Collected data:

-=-=-=-=-

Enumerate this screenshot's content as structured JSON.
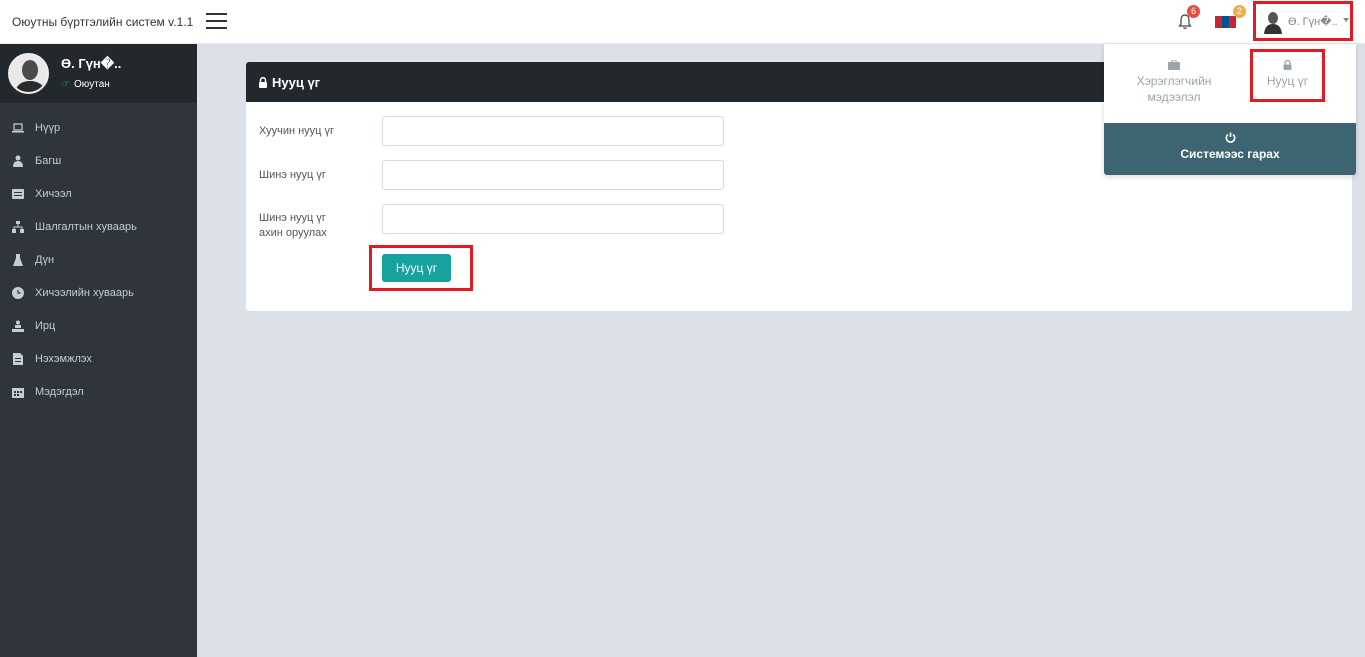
{
  "header": {
    "brand": "Оюутны бүртгэлийн систем v.1.1",
    "notifications_count": "6",
    "language_count": "2",
    "user_name": "Ө. Гүн�..",
    "icons": {
      "menu": "hamburger-icon",
      "bell": "bell-icon",
      "flag": "mongolia-flag-icon",
      "caret": "caret-down-icon"
    }
  },
  "sidebar": {
    "profile": {
      "name": "Ө. Гүн�..",
      "role": "Оюутан",
      "role_icon": "hand-point-icon"
    },
    "items": [
      {
        "label": "Нүүр",
        "icon": "laptop-icon"
      },
      {
        "label": "Багш",
        "icon": "teacher-icon"
      },
      {
        "label": "Хичээл",
        "icon": "book-icon"
      },
      {
        "label": "Шалгалтын хуваарь",
        "icon": "sitemap-icon"
      },
      {
        "label": "Дүн",
        "icon": "flask-icon"
      },
      {
        "label": "Хичээлийн хуваарь",
        "icon": "clock-icon"
      },
      {
        "label": "Ирц",
        "icon": "attendance-icon"
      },
      {
        "label": "Нэхэмжлэх",
        "icon": "invoice-icon"
      },
      {
        "label": "Мэдэгдэл",
        "icon": "calendar-icon"
      }
    ]
  },
  "password_form": {
    "title": "Нууц үг",
    "old_password_label": "Хуучин нууц үг",
    "new_password_label": "Шинэ нууц үг",
    "confirm_password_label": "Шинэ нууц үг ахин оруулах",
    "old_password_value": "",
    "new_password_value": "",
    "confirm_password_value": "",
    "submit_label": "Нууц үг"
  },
  "user_dropdown": {
    "info_label": "Хэрэглэгчийн мэдээлэл",
    "password_label": "Нууц үг",
    "logout_label": "Системээс гарах"
  },
  "colors": {
    "sidebar_bg": "#2f353b",
    "header_dark": "#23282d",
    "primary_button": "#17a2a0",
    "logout_bg": "#3d6471",
    "highlight": "#e01b24"
  }
}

-=-=-=-=-

* GIVEN INSTRUCTION *
Copy out every line of the data that includes the word "хуваарь".

* PROBLEM SOLUTION *
        "label": "Шалгалтын хуваарь",
        "label": "Хичээлийн хуваарь",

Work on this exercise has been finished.